_Brief_
Go through the data below. Pull out every line that has the word "this".

_Rows_
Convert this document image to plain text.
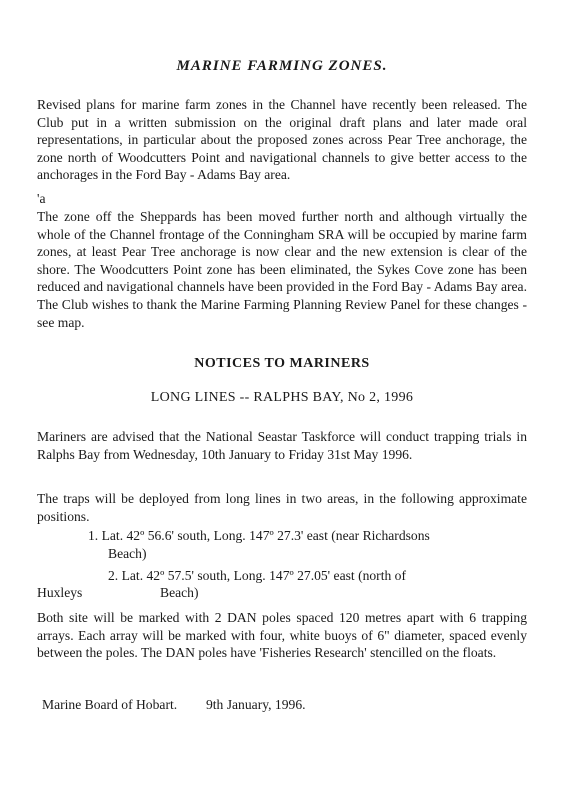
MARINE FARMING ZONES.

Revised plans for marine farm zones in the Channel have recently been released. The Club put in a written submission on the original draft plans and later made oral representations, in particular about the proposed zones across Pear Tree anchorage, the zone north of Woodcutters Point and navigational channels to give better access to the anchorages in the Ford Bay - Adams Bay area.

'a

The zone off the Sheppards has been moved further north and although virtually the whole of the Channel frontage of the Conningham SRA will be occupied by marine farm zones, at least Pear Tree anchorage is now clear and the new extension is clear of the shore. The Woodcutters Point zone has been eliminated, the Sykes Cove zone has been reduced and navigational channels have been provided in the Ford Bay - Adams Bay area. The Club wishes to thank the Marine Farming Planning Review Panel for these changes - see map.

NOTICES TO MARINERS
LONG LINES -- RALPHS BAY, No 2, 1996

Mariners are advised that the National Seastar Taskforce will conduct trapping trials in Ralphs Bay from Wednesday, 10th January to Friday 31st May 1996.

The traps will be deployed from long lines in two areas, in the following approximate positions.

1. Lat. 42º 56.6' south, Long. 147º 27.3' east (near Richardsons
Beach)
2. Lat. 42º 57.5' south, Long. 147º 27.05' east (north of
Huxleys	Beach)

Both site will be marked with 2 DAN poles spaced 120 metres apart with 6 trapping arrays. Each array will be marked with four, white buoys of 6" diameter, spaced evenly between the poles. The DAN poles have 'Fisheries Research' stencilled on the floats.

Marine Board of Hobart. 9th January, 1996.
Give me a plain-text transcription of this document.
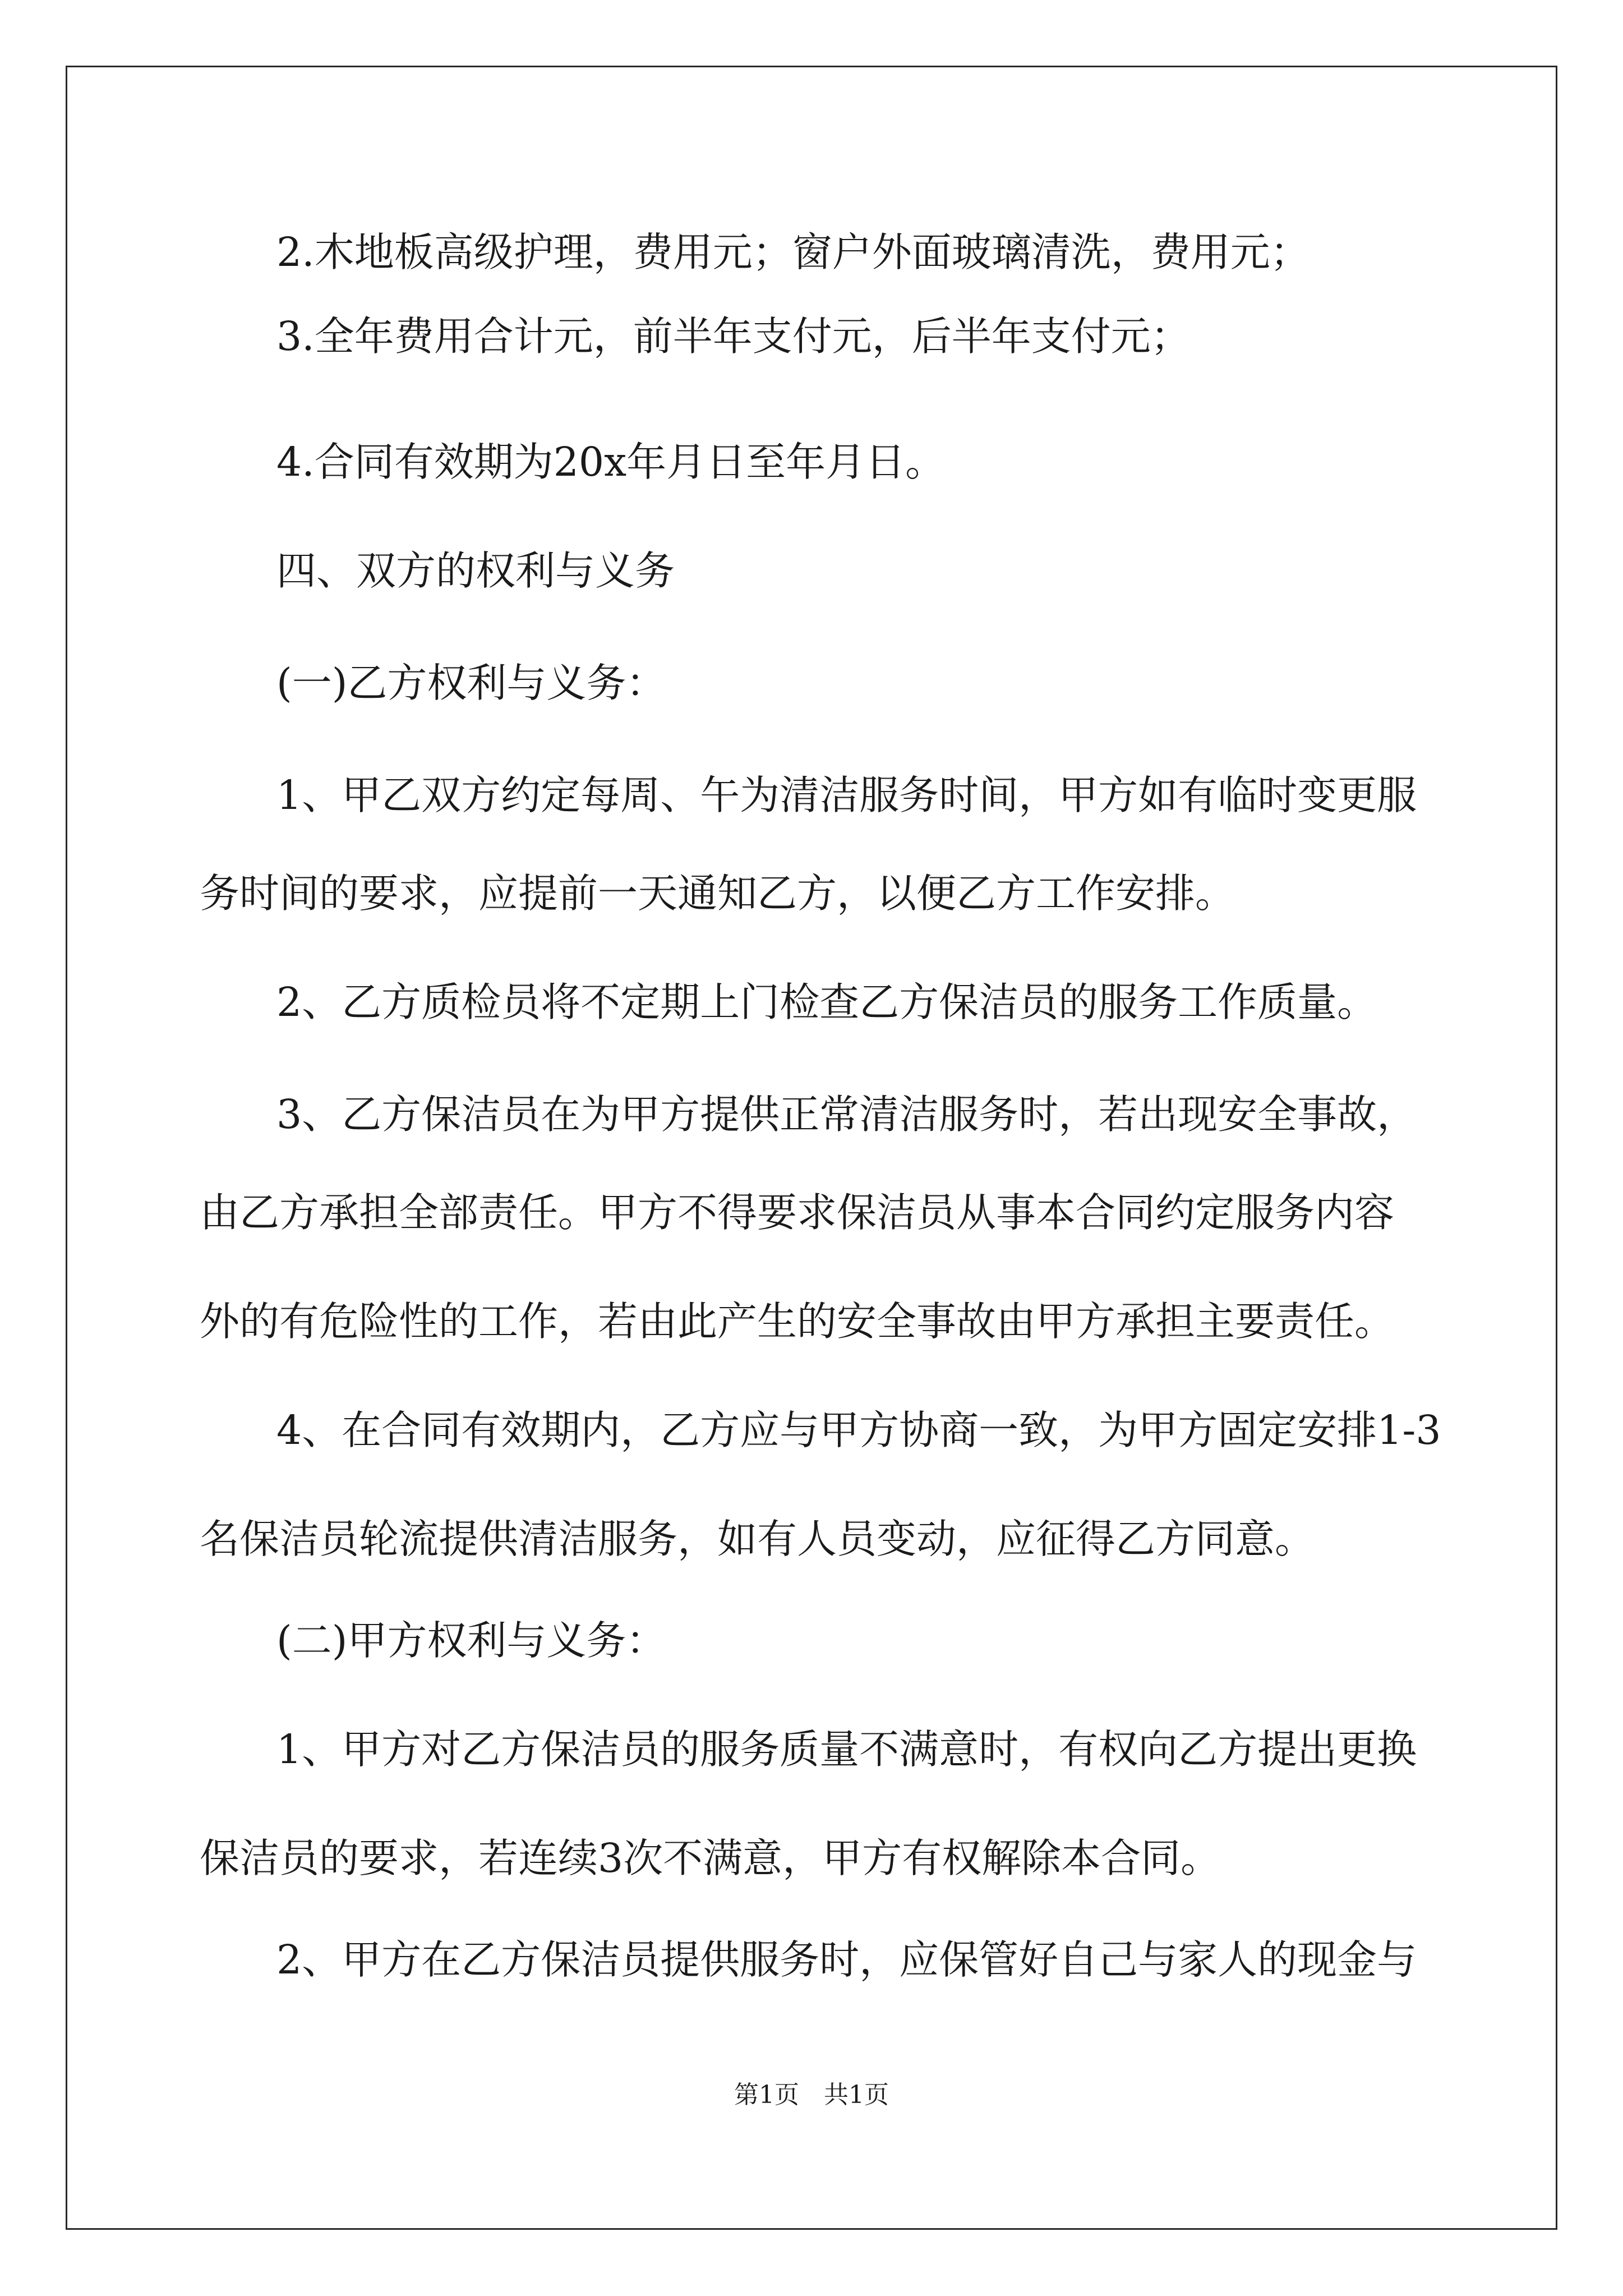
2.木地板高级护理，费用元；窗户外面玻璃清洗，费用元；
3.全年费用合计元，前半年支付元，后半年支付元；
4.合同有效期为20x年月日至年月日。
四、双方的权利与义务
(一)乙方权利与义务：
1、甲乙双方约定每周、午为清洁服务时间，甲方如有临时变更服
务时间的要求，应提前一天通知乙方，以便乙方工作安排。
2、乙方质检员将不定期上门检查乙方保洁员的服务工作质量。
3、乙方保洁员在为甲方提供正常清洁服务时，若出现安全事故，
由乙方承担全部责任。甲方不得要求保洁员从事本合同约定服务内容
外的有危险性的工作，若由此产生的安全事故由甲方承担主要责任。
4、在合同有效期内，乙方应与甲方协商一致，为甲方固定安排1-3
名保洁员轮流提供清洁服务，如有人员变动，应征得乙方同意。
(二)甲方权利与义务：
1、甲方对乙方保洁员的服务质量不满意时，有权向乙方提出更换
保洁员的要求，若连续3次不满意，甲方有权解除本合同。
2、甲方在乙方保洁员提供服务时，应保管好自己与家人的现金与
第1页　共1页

_Answer_
Convert this document image to plain text.
Give me a plain-text transcription of this document.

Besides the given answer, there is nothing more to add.